Task description
Look through the records that follow. Copy every line containing the word "False".

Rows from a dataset
(begin)

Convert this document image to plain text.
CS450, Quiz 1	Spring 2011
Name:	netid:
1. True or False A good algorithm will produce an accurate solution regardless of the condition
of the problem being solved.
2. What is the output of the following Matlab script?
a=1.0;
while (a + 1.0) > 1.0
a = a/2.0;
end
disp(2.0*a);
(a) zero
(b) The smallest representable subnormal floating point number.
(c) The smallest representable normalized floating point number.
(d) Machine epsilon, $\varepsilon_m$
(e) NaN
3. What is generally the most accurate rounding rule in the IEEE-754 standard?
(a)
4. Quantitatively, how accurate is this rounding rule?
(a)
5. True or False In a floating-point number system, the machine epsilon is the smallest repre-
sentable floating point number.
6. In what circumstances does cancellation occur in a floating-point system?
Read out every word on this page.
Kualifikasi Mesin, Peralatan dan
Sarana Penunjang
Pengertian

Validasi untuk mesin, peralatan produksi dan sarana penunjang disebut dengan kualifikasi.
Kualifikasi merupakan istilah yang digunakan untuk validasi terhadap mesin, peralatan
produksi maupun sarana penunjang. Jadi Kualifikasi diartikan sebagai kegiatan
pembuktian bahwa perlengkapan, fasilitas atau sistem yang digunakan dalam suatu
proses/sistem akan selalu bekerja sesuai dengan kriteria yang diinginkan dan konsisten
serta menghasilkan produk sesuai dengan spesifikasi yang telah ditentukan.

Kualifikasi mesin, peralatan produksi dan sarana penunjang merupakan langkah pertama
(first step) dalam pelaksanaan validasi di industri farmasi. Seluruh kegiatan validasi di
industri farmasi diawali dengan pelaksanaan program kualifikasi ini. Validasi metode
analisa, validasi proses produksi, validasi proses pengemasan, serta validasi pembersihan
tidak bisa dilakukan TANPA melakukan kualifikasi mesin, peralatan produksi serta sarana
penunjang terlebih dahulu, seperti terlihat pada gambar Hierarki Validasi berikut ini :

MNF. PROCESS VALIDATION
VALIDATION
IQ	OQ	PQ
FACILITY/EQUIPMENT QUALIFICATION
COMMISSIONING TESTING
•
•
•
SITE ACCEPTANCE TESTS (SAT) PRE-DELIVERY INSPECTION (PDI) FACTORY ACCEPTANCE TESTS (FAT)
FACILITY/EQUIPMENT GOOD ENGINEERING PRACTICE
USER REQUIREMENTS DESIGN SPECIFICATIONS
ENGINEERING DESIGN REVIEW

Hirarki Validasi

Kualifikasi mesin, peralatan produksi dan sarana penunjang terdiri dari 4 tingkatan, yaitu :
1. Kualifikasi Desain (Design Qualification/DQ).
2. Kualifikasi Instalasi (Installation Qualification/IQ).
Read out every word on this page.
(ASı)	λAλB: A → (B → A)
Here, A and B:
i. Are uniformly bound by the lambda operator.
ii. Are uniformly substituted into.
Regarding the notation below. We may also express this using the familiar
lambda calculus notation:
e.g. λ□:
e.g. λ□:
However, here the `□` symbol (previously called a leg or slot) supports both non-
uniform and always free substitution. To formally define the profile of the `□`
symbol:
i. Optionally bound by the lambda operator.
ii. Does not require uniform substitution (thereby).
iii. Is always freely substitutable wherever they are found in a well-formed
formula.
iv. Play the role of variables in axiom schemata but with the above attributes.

(end)

Right answer
1. True or False A good algorithm will produce an accurate solution regardless of the condition
5. True or False In a floating-point number system, the machine epsilon is the smallest repre-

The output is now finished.